## ASSIGNMENT
Please carry on the passage about the Loudermilk Boarding House Museum and the Everything Elvis Museum from its last sentence.

## TEXT
# # # #
Indeed, the two museums—The Loudermilk Boarding House Museum and the Everything Elvis Museum—are all the more fascinating because of the way they contradict each other. Mabe’s juxtaposition of a historic boarding house and a pop culture fun house achieves her stated goal: “I’d like for [visitors] to go in and appreciate the building as historic and an antique, and then to get a kick out of the Elvis museum having nothing to do with the historic building. Sort of two opposites,” she laughs. The contrast between the two is jolting, yet as creations of the same artist, both collections have a similar effect in their presentation: the contents of each occupy as much of the available space as possible and possess a sort of kinetic energy in their arrangement as mosaics of cultural and personal memory.
# # # #
## SUPPLIED MATERIAL

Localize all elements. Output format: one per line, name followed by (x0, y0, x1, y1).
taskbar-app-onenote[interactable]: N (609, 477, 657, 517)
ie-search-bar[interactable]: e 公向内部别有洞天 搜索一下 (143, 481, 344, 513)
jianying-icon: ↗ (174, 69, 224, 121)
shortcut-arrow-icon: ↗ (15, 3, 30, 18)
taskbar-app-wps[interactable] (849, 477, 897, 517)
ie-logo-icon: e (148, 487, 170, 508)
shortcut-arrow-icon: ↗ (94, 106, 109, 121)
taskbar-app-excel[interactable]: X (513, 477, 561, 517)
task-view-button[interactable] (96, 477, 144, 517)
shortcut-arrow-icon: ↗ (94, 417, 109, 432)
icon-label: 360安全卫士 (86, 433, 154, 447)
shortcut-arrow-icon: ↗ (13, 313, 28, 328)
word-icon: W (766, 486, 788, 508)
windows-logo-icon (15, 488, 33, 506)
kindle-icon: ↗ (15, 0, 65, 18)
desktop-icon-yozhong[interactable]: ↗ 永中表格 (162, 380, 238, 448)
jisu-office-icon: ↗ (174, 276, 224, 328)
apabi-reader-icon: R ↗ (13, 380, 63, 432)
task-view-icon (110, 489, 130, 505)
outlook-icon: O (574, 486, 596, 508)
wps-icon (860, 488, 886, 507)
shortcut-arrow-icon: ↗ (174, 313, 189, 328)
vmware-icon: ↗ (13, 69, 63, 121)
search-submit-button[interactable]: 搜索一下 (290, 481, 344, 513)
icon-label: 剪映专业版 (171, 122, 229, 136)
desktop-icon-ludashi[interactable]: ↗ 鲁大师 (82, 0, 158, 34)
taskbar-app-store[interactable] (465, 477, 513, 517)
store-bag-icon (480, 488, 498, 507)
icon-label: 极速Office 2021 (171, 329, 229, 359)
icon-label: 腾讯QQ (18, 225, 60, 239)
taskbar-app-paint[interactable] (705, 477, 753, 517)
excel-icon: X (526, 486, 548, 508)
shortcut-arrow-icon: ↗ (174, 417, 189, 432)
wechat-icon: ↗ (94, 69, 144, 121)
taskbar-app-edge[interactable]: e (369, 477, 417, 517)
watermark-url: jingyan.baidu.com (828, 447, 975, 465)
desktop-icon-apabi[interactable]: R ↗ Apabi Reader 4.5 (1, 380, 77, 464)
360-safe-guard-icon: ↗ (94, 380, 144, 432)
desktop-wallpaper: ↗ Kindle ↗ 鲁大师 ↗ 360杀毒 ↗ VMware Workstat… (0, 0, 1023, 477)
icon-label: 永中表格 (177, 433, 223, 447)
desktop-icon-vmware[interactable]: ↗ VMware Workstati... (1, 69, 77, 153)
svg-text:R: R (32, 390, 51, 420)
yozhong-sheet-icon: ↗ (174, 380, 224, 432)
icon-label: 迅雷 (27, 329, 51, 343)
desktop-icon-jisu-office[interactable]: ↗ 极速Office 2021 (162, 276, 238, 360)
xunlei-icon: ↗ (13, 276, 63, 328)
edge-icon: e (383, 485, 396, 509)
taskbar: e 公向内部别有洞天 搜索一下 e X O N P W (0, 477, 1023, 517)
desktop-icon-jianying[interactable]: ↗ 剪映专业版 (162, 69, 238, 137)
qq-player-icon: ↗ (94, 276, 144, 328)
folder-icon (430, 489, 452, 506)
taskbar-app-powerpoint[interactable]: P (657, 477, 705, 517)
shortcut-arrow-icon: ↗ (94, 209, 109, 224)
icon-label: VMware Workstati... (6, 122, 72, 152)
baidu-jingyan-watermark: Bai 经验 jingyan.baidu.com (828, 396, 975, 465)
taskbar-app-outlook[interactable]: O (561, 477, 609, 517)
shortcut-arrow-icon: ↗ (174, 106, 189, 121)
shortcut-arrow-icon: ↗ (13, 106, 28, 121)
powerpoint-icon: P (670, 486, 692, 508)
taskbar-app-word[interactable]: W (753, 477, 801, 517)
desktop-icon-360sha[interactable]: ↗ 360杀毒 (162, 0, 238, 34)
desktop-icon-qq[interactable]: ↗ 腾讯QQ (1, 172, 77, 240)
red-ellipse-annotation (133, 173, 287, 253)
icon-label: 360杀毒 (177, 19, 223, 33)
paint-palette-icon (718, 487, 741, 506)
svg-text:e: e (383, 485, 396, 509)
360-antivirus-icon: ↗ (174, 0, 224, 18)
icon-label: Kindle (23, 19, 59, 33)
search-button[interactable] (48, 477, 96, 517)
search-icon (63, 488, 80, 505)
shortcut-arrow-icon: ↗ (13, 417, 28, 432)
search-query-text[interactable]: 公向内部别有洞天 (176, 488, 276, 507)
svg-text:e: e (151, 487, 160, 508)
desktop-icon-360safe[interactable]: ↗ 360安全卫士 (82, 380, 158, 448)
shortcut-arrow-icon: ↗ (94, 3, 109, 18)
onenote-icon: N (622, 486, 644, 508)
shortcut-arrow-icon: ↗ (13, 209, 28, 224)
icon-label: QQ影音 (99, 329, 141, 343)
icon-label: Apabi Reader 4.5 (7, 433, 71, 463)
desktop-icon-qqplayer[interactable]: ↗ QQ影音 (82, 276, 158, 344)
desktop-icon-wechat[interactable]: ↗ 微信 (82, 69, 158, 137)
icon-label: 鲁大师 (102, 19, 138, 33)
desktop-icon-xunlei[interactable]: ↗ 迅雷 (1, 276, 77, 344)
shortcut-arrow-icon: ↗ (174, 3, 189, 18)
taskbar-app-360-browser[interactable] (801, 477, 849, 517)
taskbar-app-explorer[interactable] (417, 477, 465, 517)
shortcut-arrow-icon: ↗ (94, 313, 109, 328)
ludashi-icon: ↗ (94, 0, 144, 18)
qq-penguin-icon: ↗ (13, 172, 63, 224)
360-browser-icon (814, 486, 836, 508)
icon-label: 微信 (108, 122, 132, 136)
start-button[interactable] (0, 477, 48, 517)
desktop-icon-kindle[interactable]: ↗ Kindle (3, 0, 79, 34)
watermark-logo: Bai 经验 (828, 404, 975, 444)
# # # #
## ANSWER TO THIS TASK
But Mabe’s obsessions extend beyond her historic property, or at least as far as the road in front of it. In addition to Elvis, it turns out that roadkill is among Mabe’s primary artistic inspirations. “The idea of flattening something completely fascinates me,” she says. In order to create certain artworks, she has done just that: flattened objects such as aluminum cans, a tricycle, and a shopping cart by running them over with her car, often directly in front of the Loudermilk Boarding House. Using these components, Mabe creates sculptural assemblages that appear both nostalgic for and critical of romantic notions of Americana.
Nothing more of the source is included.